Task to carry out: Output every record word for word.

::: Task data :::

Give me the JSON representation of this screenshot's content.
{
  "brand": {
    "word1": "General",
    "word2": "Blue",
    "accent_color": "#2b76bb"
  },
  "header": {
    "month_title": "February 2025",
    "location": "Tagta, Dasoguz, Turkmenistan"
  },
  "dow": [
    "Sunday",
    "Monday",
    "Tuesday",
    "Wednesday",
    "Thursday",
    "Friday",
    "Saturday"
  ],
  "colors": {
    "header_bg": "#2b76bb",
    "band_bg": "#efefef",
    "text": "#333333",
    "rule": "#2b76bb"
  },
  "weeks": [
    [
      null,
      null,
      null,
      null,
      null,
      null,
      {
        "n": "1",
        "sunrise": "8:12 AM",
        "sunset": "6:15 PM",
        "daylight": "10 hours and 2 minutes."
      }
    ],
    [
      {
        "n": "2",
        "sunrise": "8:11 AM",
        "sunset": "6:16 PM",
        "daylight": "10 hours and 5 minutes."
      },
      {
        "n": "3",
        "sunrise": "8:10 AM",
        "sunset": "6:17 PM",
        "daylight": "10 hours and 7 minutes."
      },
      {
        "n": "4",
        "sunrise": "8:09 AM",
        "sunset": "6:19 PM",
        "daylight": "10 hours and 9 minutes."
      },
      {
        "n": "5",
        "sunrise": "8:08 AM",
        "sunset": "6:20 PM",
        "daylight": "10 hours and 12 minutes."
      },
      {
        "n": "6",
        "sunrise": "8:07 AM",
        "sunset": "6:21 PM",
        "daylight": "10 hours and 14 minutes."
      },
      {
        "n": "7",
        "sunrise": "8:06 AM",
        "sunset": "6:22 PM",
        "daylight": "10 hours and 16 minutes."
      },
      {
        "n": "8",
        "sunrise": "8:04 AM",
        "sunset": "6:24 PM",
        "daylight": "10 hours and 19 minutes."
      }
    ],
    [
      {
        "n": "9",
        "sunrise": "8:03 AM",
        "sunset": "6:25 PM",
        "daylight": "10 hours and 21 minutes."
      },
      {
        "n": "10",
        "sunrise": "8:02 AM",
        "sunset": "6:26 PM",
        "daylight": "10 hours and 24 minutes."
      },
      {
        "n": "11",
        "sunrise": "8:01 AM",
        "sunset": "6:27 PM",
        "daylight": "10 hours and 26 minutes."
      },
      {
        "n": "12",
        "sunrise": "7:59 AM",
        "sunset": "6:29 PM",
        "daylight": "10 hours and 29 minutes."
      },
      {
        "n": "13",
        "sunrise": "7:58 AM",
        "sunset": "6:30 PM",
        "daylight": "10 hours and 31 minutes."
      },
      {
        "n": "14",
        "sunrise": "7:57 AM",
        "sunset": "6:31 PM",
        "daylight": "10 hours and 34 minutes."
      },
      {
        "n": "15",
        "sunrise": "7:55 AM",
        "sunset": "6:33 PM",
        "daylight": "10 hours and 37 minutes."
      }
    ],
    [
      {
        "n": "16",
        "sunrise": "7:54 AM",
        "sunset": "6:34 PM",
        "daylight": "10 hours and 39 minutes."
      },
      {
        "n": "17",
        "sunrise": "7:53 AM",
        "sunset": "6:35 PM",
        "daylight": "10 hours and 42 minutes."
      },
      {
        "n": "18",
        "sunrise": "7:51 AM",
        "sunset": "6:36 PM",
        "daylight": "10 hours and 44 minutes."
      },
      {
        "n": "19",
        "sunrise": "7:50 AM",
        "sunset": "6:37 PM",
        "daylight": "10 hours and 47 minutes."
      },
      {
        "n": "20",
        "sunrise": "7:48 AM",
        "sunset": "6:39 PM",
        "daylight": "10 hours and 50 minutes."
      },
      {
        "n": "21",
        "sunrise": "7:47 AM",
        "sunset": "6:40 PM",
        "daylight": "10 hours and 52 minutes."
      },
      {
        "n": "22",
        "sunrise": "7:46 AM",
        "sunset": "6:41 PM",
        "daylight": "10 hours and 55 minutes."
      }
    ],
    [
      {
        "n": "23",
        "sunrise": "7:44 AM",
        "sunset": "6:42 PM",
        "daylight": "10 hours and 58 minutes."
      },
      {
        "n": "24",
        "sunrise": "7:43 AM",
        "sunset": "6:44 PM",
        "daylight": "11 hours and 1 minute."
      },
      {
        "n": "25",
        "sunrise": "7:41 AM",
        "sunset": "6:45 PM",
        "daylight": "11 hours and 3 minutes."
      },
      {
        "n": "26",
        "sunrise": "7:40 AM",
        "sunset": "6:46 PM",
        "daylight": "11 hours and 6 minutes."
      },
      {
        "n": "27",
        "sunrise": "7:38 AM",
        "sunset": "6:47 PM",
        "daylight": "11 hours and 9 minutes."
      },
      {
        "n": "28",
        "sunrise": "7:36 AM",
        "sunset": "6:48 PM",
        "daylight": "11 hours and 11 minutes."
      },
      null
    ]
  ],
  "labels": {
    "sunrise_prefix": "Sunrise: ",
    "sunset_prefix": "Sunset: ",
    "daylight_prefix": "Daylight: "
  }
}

:::

Task solution:
Give me the JSON representation of this screenshot's content.
{
  "brand": {
    "word1": "General",
    "word2": "Blue",
    "accent_color": "#2b76bb"
  },
  "header": {
    "month_title": "February 2025",
    "location": "Tagta, Dasoguz, Turkmenistan"
  },
  "dow": [
    "Sunday",
    "Monday",
    "Tuesday",
    "Wednesday",
    "Thursday",
    "Friday",
    "Saturday"
  ],
  "colors": {
    "header_bg": "#2b76bb",
    "band_bg": "#efefef",
    "text": "#333333",
    "rule": "#2b76bb"
  },
  "weeks": [
    [
      null,
      null,
      null,
      null,
      null,
      null,
      {
        "n": "1",
        "sunrise": "8:12 AM",
        "sunset": "6:15 PM",
        "daylight": "10 hours and 2 minutes."
      }
    ],
    [
      {
        "n": "2",
        "sunrise": "8:11 AM",
        "sunset": "6:16 PM",
        "daylight": "10 hours and 5 minutes."
      },
      {
        "n": "3",
        "sunrise": "8:10 AM",
        "sunset": "6:17 PM",
        "daylight": "10 hours and 7 minutes."
      },
      {
        "n": "4",
        "sunrise": "8:09 AM",
        "sunset": "6:19 PM",
        "daylight": "10 hours and 9 minutes."
      },
      {
        "n": "5",
        "sunrise": "8:08 AM",
        "sunset": "6:20 PM",
        "daylight": "10 hours and 12 minutes."
      },
      {
        "n": "6",
        "sunrise": "8:07 AM",
        "sunset": "6:21 PM",
        "daylight": "10 hours and 14 minutes."
      },
      {
        "n": "7",
        "sunrise": "8:06 AM",
        "sunset": "6:22 PM",
        "daylight": "10 hours and 16 minutes."
      },
      {
        "n": "8",
        "sunrise": "8:04 AM",
        "sunset": "6:24 PM",
        "daylight": "10 hours and 19 minutes."
      }
    ],
    [
      {
        "n": "9",
        "sunrise": "8:03 AM",
        "sunset": "6:25 PM",
        "daylight": "10 hours and 21 minutes."
      },
      {
        "n": "10",
        "sunrise": "8:02 AM",
        "sunset": "6:26 PM",
        "daylight": "10 hours and 24 minutes."
      },
      {
        "n": "11",
        "sunrise": "8:01 AM",
        "sunset": "6:27 PM",
        "daylight": "10 hours and 26 minutes."
      },
      {
        "n": "12",
        "sunrise": "7:59 AM",
        "sunset": "6:29 PM",
        "daylight": "10 hours and 29 minutes."
      },
      {
        "n": "13",
        "sunrise": "7:58 AM",
        "sunset": "6:30 PM",
        "daylight": "10 hours and 31 minutes."
      },
      {
        "n": "14",
        "sunrise": "7:57 AM",
        "sunset": "6:31 PM",
        "daylight": "10 hours and 34 minutes."
      },
      {
        "n": "15",
        "sunrise": "7:55 AM",
        "sunset": "6:33 PM",
        "daylight": "10 hours and 37 minutes."
      }
    ],
    [
      {
        "n": "16",
        "sunrise": "7:54 AM",
        "sunset": "6:34 PM",
        "daylight": "10 hours and 39 minutes."
      },
      {
        "n": "17",
        "sunrise": "7:53 AM",
        "sunset": "6:35 PM",
        "daylight": "10 hours and 42 minutes."
      },
      {
        "n": "18",
        "sunrise": "7:51 AM",
        "sunset": "6:36 PM",
        "daylight": "10 hours and 44 minutes."
      },
      {
        "n": "19",
        "sunrise": "7:50 AM",
        "sunset": "6:37 PM",
        "daylight": "10 hours and 47 minutes."
      },
      {
        "n": "20",
        "sunrise": "7:48 AM",
        "sunset": "6:39 PM",
        "daylight": "10 hours and 50 minutes."
      },
      {
        "n": "21",
        "sunrise": "7:47 AM",
        "sunset": "6:40 PM",
        "daylight": "10 hours and 52 minutes."
      },
      {
        "n": "22",
        "sunrise": "7:46 AM",
        "sunset": "6:41 PM",
        "daylight": "10 hours and 55 minutes."
      }
    ],
    [
      {
        "n": "23",
        "sunrise": "7:44 AM",
        "sunset": "6:42 PM",
        "daylight": "10 hours and 58 minutes."
      },
      {
        "n": "24",
        "sunrise": "7:43 AM",
        "sunset": "6:44 PM",
        "daylight": "11 hours and 1 minute."
      },
      {
        "n": "25",
        "sunrise": "7:41 AM",
        "sunset": "6:45 PM",
        "daylight": "11 hours and 3 minutes."
      },
      {
        "n": "26",
        "sunrise": "7:40 AM",
        "sunset": "6:46 PM",
        "daylight": "11 hours and 6 minutes."
      },
      {
        "n": "27",
        "sunrise": "7:38 AM",
        "sunset": "6:47 PM",
        "daylight": "11 hours and 9 minutes."
      },
      {
        "n": "28",
        "sunrise": "7:36 AM",
        "sunset": "6:48 PM",
        "daylight": "11 hours and 11 minutes."
      },
      null
    ]
  ],
  "labels": {
    "sunrise_prefix": "Sunrise: ",
    "sunset_prefix": "Sunset: ",
    "daylight_prefix": "Daylight: "
  }
}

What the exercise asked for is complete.